* _Saved entries_:
#####
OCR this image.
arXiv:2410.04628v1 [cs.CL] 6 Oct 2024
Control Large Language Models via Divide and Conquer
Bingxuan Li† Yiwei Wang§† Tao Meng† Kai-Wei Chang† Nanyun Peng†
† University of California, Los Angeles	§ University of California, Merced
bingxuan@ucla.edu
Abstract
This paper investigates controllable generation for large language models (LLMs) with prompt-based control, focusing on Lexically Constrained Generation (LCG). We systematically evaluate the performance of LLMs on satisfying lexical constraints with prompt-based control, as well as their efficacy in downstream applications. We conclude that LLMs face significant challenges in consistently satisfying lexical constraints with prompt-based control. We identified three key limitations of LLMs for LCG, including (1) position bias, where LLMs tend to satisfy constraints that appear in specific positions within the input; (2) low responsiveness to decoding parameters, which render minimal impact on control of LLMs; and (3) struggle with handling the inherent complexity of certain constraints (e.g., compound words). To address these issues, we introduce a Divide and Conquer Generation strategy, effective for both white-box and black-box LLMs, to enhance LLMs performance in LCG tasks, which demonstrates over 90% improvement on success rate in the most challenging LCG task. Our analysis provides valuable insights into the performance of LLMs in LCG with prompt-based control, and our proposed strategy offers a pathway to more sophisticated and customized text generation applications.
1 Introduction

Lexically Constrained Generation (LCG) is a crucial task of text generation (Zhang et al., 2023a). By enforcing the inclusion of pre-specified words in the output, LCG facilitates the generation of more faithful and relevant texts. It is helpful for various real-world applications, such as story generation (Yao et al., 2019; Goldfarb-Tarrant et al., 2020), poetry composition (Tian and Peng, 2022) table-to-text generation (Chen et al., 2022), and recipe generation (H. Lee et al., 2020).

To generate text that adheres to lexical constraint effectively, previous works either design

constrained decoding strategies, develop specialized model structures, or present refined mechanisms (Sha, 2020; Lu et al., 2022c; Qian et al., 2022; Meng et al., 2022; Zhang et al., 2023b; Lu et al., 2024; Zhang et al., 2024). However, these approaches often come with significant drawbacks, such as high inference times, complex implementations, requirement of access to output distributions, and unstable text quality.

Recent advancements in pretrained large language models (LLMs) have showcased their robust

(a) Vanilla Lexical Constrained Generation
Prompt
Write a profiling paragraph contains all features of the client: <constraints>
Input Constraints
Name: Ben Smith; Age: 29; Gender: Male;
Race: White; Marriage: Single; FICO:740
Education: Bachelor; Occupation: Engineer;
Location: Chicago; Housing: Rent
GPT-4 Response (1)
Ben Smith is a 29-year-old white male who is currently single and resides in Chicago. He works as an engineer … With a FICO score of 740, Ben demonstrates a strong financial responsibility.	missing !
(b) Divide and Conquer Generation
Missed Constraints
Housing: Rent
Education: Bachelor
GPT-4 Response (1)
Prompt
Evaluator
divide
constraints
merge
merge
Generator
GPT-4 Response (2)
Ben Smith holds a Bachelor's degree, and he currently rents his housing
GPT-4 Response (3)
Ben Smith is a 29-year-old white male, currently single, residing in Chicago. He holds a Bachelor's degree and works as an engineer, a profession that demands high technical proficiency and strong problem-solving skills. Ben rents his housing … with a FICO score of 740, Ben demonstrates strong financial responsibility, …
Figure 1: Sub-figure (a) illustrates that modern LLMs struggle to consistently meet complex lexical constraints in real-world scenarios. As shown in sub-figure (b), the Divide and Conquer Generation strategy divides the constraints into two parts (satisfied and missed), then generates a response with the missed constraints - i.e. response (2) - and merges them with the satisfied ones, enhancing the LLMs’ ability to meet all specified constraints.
#####
* _Work instructions_: Pick out each line that holds the string "currently".

* _Completed task_:
Ben Smith is a 29-year-old white male who is currently single and resides in Chicago. He works as an engineer … With a FICO score of 740, Ben demonstrates a strong financial responsibility.	missing !
Ben Smith holds a Bachelor's degree, and he currently rents his housing
Ben Smith is a 29-year-old white male, currently single, residing in Chicago. He holds a Bachelor's degree and works as an engineer, a profession that demands high technical proficiency and strong problem-solving skills. Ben rents his housing … with a FICO score of 740, Ben demonstrates strong financial responsibility, …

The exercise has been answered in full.